• Requirement:
In your copy, leave out the pictures; write out all the data exactly.

Figure dataset records
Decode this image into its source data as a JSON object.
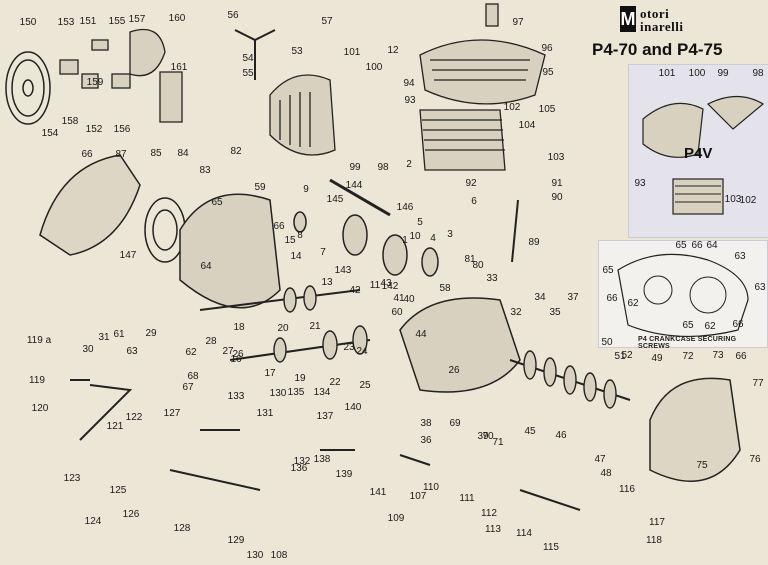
{
  "brand": {
    "initial": "M",
    "line1": "otori",
    "line2": "inarelli"
  },
  "title": "P4-70 and P4-75",
  "p4v_label": "P4V",
  "crankcase_caption": "P4 CRANKCASE SECURING SCREWS",
  "colors": {
    "paper": "#ece6d6",
    "ink": "#1a1a1a",
    "panel": "#e4e2ea"
  },
  "callouts": [
    "150",
    "153",
    "151",
    "155",
    "157",
    "160",
    "56",
    "57",
    "97",
    "53",
    "54",
    "55",
    "96",
    "101",
    "12",
    "100",
    "95",
    "94",
    "93",
    "102",
    "104",
    "105",
    "103",
    "161",
    "159",
    "158",
    "152",
    "156",
    "154",
    "66",
    "87",
    "85",
    "84",
    "83",
    "82",
    "9",
    "2",
    "144",
    "145",
    "146",
    "92",
    "6",
    "91",
    "90",
    "99",
    "98",
    "65",
    "59",
    "147",
    "8",
    "7",
    "3",
    "1",
    "5",
    "10",
    "143",
    "4",
    "89",
    "64",
    "66",
    "15",
    "14",
    "81",
    "80",
    "11",
    "42",
    "142",
    "13",
    "41",
    "43",
    "40",
    "60",
    "58",
    "33",
    "34",
    "35",
    "37",
    "32",
    "31",
    "30",
    "61",
    "63",
    "29",
    "28",
    "27",
    "26",
    "16",
    "18",
    "20",
    "21",
    "23",
    "24",
    "36",
    "38",
    "39",
    "62",
    "67",
    "68",
    "119 a",
    "119",
    "120",
    "25",
    "26",
    "69",
    "70",
    "71",
    "45",
    "46",
    "47",
    "48",
    "50",
    "51",
    "52",
    "49",
    "72",
    "73",
    "66",
    "77",
    "76",
    "75",
    "17",
    "19",
    "22",
    "133",
    "130",
    "135",
    "134",
    "132",
    "131",
    "136",
    "137",
    "138",
    "139",
    "140",
    "141",
    "122",
    "121",
    "123",
    "124",
    "125",
    "126",
    "127",
    "128",
    "129",
    "130",
    "108",
    "107",
    "109",
    "110",
    "111",
    "112",
    "113",
    "114",
    "115",
    "116",
    "117",
    "118",
    "44"
  ],
  "inset_top": [
    "101",
    "100",
    "99",
    "98"
  ],
  "inset_mid": [
    "93",
    "103",
    "102"
  ],
  "inset_crankcase": [
    "65",
    "66",
    "64",
    "63",
    "65",
    "63",
    "66",
    "62",
    "65",
    "62",
    "66"
  ]
}
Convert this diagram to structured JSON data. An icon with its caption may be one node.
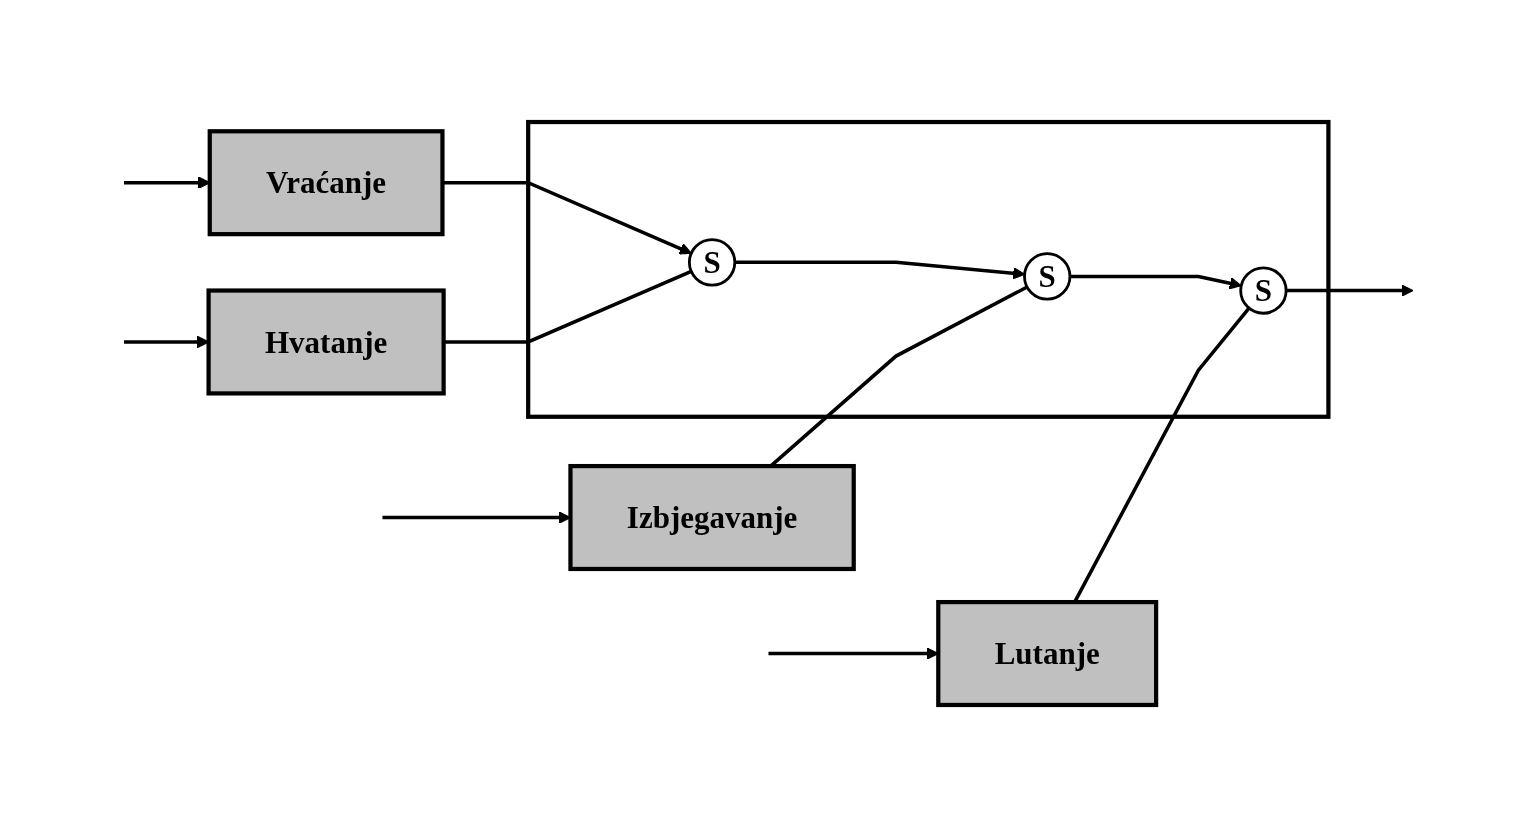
{
  "diagram": {
    "nodes": [
      {
        "text": [
          "Vraćanje"
        ]
      },
      {
        "text": [
          "Hvatanje"
        ]
      },
      {
        "text": [
          "Izbjegavanje"
        ]
      },
      {
        "text": [
          "Lutanje"
        ]
      },
      {
        "text": [],
        "shape": "box"
      },
      {
        "text": [
          "S"
        ],
        "in": 4
      },
      {
        "text": [
          "S"
        ],
        "in": 4
      },
      {
        "text": [
          "S"
        ],
        "in": 4
      }
    ],
    "edges": [
      {
        "from": null,
        "to": 0,
        "arrow": "to"
      },
      {
        "from": null,
        "to": 1,
        "arrow": "to"
      },
      {
        "from": null,
        "to": 2,
        "arrow": "to"
      },
      {
        "from": null,
        "to": 3,
        "arrow": "to"
      },
      {
        "from": 0,
        "to": 5,
        "arrow": "to"
      },
      {
        "from": 1,
        "to": 5,
        "arrow": "none"
      },
      {
        "from": 5,
        "to": 6,
        "arrow": "to"
      },
      {
        "from": 2,
        "to": 6,
        "arrow": "none"
      },
      {
        "from": 6,
        "to": 7,
        "arrow": "to"
      },
      {
        "from": 3,
        "to": 7,
        "arrow": "none"
      },
      {
        "from": 7,
        "to": null,
        "arrow": "to"
      }
    ]
  }
}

• Answer to this problem:
Decode this image into its source data as a JSON object.
{
  "brand": {
    "initial": "M",
    "line1": "otori",
    "line2": "inarelli"
  },
  "title": "P4-70 and P4-75",
  "p4v_label": "P4V",
  "crankcase_caption": "P4 CRANKCASE SECURING SCREWS",
  "colors": {
    "paper": "#ece6d6",
    "ink": "#1a1a1a",
    "panel": "#e4e2ea"
  },
  "callouts": [
    "150",
    "153",
    "151",
    "155",
    "157",
    "160",
    "56",
    "57",
    "97",
    "53",
    "54",
    "55",
    "96",
    "101",
    "12",
    "100",
    "95",
    "94",
    "93",
    "102",
    "104",
    "105",
    "103",
    "161",
    "159",
    "158",
    "152",
    "156",
    "154",
    "66",
    "87",
    "85",
    "84",
    "83",
    "82",
    "9",
    "2",
    "144",
    "145",
    "146",
    "92",
    "6",
    "91",
    "90",
    "99",
    "98",
    "65",
    "59",
    "147",
    "8",
    "7",
    "3",
    "1",
    "5",
    "10",
    "143",
    "4",
    "89",
    "64",
    "66",
    "15",
    "14",
    "81",
    "80",
    "11",
    "42",
    "142",
    "13",
    "41",
    "43",
    "40",
    "60",
    "58",
    "33",
    "34",
    "35",
    "37",
    "32",
    "31",
    "30",
    "61",
    "63",
    "29",
    "28",
    "27",
    "26",
    "16",
    "18",
    "20",
    "21",
    "23",
    "24",
    "36",
    "38",
    "39",
    "62",
    "67",
    "68",
    "119 a",
    "119",
    "120",
    "25",
    "26",
    "69",
    "70",
    "71",
    "45",
    "46",
    "47",
    "48",
    "50",
    "51",
    "52",
    "49",
    "72",
    "73",
    "66",
    "77",
    "76",
    "75",
    "17",
    "19",
    "22",
    "133",
    "130",
    "135",
    "134",
    "132",
    "131",
    "136",
    "137",
    "138",
    "139",
    "140",
    "141",
    "122",
    "121",
    "123",
    "124",
    "125",
    "126",
    "127",
    "128",
    "129",
    "130",
    "108",
    "107",
    "109",
    "110",
    "111",
    "112",
    "113",
    "114",
    "115",
    "116",
    "117",
    "118",
    "44"
  ],
  "inset_top": [
    "101",
    "100",
    "99",
    "98"
  ],
  "inset_mid": [
    "93",
    "103",
    "102"
  ],
  "inset_crankcase": [
    "65",
    "66",
    "64",
    "63",
    "65",
    "63",
    "66",
    "62",
    "65",
    "62",
    "66"
  ]
}
Convert this diagram to structured JSON data. An icon with its caption may be one node.
{
  "diagram": {
    "nodes": [
      {
        "text": [
          "Vraćanje"
        ]
      },
      {
        "text": [
          "Hvatanje"
        ]
      },
      {
        "text": [
          "Izbjegavanje"
        ]
      },
      {
        "text": [
          "Lutanje"
        ]
      },
      {
        "text": [],
        "shape": "box"
      },
      {
        "text": [
          "S"
        ],
        "in": 4
      },
      {
        "text": [
          "S"
        ],
        "in": 4
      },
      {
        "text": [
          "S"
        ],
        "in": 4
      }
    ],
    "edges": [
      {
        "from": null,
        "to": 0,
        "arrow": "to"
      },
      {
        "from": null,
        "to": 1,
        "arrow": "to"
      },
      {
        "from": null,
        "to": 2,
        "arrow": "to"
      },
      {
        "from": null,
        "to": 3,
        "arrow": "to"
      },
      {
        "from": 0,
        "to": 5,
        "arrow": "to"
      },
      {
        "from": 1,
        "to": 5,
        "arrow": "none"
      },
      {
        "from": 5,
        "to": 6,
        "arrow": "to"
      },
      {
        "from": 2,
        "to": 6,
        "arrow": "none"
      },
      {
        "from": 6,
        "to": 7,
        "arrow": "to"
      },
      {
        "from": 3,
        "to": 7,
        "arrow": "none"
      },
      {
        "from": 7,
        "to": null,
        "arrow": "to"
      }
    ]
  }
}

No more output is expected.